• _EXCERPTED RECORDS_
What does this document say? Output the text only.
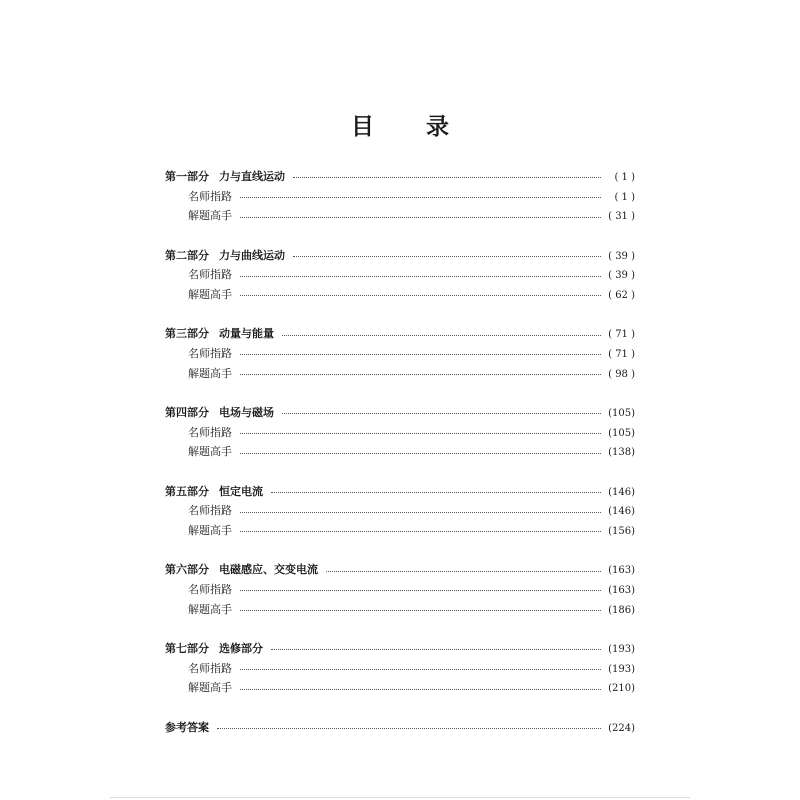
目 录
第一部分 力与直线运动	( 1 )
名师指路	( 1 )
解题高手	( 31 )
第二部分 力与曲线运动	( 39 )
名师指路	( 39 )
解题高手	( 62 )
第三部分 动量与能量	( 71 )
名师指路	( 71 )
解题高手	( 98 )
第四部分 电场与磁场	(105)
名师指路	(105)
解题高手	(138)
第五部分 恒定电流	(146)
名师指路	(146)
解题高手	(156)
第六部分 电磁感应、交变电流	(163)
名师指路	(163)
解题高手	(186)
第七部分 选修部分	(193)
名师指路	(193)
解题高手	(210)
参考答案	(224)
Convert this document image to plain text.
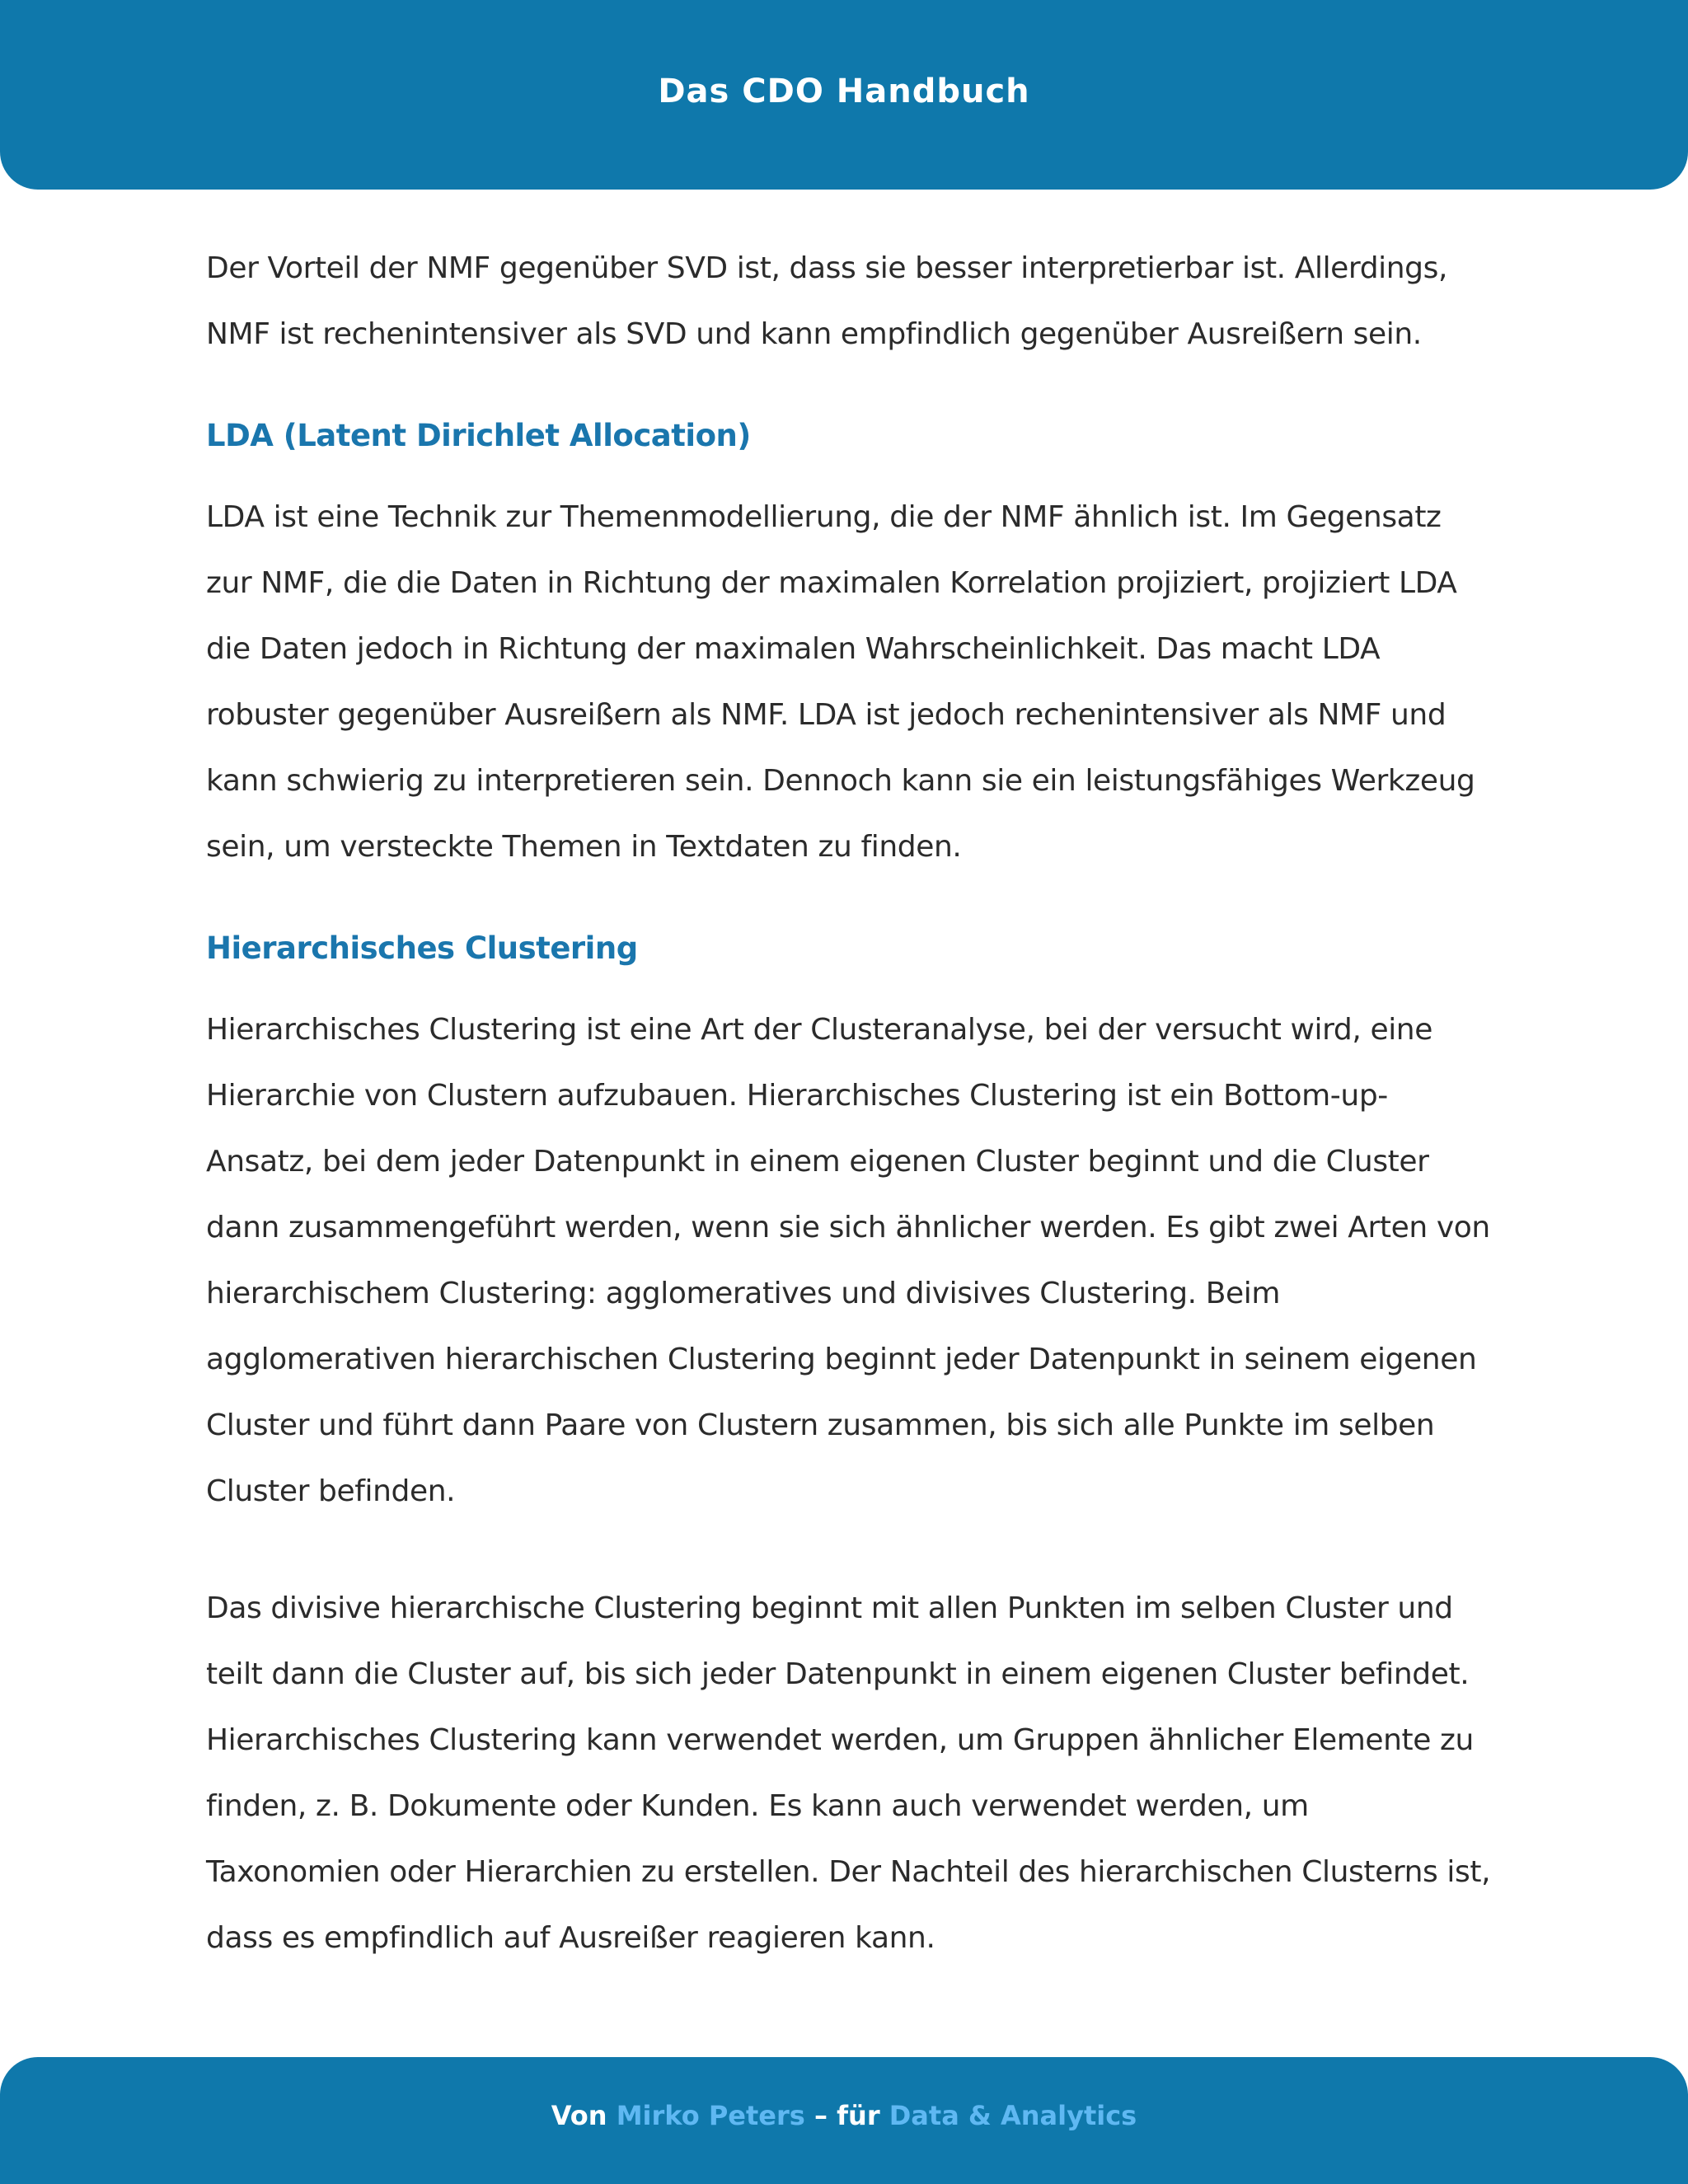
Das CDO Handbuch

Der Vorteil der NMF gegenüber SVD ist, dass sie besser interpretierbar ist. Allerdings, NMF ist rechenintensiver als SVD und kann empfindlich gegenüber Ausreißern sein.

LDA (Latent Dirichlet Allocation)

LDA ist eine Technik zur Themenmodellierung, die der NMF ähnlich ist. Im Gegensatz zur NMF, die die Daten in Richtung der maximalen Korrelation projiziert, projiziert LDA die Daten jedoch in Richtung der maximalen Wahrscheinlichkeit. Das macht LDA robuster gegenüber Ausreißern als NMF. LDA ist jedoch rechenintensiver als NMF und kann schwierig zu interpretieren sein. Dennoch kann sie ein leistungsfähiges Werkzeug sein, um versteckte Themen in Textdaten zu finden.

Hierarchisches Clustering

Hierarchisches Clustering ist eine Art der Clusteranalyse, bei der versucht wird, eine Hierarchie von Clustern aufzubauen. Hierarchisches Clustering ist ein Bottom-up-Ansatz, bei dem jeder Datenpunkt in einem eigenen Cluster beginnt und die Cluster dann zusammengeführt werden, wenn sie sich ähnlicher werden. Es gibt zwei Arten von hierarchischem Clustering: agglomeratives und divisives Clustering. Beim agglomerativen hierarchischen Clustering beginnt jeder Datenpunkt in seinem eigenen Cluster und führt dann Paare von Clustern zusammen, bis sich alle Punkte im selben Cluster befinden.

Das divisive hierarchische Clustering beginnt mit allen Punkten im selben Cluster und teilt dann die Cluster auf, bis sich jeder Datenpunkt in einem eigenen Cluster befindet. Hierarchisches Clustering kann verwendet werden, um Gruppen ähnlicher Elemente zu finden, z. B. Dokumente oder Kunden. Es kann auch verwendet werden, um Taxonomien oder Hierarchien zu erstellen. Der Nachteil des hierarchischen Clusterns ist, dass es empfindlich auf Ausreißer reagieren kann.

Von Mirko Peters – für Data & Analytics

• _EXERCISE_
Every line that holds the word "dass" counts once; state the total number of such lines and nothing else.

• _RESULT OF THIS TASK_
2